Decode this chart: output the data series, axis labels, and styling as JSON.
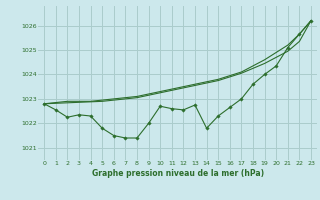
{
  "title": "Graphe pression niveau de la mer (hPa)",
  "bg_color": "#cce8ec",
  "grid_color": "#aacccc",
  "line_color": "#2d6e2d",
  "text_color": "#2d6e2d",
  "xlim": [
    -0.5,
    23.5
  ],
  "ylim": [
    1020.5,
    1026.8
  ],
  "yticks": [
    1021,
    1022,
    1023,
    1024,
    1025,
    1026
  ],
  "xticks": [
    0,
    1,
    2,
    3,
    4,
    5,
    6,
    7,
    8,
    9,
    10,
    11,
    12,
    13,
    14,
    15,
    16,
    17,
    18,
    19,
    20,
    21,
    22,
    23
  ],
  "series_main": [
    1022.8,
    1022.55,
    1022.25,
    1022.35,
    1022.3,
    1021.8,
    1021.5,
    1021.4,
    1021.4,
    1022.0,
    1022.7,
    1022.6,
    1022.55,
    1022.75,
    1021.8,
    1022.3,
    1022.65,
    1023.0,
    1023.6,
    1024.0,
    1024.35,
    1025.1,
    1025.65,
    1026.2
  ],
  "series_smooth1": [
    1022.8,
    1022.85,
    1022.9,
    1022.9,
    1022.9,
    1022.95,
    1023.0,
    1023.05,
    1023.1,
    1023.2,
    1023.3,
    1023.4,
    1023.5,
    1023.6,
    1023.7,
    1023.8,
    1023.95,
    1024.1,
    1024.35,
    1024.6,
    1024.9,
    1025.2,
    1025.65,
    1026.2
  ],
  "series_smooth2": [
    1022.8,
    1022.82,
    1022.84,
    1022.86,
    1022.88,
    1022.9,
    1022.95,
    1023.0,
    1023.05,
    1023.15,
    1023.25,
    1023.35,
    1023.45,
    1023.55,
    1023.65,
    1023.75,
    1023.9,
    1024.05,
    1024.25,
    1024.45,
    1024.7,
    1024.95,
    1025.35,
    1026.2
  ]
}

----------

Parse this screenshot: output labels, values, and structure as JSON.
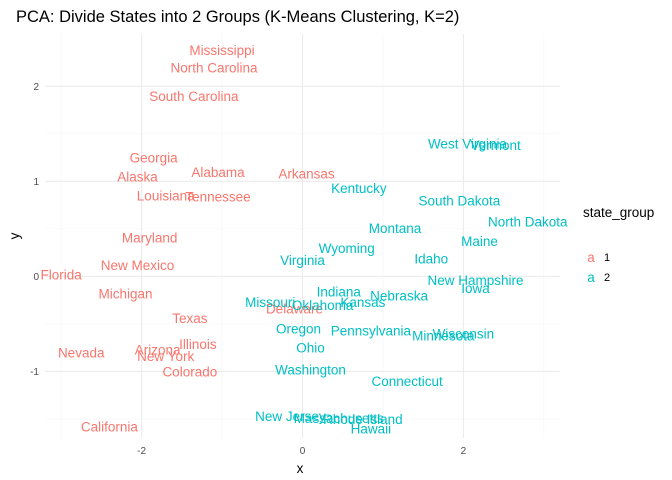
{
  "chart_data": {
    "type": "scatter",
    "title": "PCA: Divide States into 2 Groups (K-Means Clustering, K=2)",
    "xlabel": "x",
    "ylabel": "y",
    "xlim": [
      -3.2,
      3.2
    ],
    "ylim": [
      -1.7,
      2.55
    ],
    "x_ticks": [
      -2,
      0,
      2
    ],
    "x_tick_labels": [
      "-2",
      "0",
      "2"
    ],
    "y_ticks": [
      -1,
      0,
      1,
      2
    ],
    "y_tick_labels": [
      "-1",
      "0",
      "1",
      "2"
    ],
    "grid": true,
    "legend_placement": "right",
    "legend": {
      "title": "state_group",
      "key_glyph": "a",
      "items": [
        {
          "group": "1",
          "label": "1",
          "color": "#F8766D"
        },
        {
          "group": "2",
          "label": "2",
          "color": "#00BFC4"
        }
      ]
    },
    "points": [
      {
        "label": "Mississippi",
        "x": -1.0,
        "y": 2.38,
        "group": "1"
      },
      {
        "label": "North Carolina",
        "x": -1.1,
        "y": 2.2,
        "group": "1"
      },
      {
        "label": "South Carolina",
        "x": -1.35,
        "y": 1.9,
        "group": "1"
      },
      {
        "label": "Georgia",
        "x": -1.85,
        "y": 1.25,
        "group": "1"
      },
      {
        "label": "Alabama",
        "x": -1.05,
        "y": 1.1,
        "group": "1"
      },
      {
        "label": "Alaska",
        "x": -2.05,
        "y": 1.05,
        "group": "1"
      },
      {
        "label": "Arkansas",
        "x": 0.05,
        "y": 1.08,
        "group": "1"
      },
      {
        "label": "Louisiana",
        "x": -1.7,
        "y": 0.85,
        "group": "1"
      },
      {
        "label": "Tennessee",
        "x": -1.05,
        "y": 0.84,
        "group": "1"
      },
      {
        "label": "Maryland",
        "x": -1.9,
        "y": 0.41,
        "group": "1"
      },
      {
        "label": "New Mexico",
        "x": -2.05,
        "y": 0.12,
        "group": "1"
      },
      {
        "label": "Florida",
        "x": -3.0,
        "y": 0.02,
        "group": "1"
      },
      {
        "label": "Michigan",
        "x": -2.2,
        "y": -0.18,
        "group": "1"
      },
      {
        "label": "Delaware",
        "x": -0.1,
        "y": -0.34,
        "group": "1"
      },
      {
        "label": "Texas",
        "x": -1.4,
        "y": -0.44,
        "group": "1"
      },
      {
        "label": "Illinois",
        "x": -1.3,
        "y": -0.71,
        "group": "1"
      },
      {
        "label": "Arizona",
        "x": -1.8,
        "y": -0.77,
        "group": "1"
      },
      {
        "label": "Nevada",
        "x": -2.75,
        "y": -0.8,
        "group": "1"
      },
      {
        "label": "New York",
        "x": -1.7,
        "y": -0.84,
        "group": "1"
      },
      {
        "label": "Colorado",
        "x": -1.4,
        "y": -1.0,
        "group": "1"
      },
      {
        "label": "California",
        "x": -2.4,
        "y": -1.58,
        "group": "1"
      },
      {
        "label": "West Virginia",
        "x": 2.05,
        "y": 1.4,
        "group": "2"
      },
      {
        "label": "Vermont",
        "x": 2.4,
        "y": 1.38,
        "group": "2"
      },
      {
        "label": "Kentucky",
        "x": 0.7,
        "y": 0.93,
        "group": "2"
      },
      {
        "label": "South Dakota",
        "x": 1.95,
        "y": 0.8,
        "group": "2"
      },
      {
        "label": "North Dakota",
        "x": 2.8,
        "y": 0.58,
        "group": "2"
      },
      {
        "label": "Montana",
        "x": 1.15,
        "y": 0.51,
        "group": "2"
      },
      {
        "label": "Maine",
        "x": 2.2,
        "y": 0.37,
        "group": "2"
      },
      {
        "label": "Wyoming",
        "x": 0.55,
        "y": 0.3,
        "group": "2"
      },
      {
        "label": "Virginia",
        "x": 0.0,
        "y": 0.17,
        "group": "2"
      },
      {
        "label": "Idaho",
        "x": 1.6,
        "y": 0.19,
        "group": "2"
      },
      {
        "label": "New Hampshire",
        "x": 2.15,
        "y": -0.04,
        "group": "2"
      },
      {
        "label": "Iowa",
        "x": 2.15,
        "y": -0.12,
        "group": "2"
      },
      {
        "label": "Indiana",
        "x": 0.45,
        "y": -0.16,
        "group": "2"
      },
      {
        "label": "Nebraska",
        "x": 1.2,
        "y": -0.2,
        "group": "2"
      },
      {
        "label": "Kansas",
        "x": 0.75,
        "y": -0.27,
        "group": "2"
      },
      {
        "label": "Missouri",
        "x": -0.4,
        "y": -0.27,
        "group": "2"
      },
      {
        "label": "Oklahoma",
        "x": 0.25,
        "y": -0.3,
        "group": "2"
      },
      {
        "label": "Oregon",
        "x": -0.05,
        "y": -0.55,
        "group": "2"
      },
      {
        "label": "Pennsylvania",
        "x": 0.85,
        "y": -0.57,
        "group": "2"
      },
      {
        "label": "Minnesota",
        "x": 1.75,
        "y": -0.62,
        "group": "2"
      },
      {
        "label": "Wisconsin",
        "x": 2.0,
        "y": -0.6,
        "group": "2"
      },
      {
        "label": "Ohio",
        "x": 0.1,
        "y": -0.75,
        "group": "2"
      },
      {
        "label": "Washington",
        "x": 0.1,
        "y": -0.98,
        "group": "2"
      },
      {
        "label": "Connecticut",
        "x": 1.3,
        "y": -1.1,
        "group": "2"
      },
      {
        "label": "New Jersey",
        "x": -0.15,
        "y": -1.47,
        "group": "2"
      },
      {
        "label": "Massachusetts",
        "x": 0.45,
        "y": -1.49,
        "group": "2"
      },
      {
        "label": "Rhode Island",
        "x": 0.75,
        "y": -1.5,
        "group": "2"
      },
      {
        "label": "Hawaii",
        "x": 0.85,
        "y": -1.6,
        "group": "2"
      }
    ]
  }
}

----------

## Written task
Pick out each line above that includes "Carolina" and show it.

## Solution for this problem
        "label": "North Carolina",
        "label": "South Carolina",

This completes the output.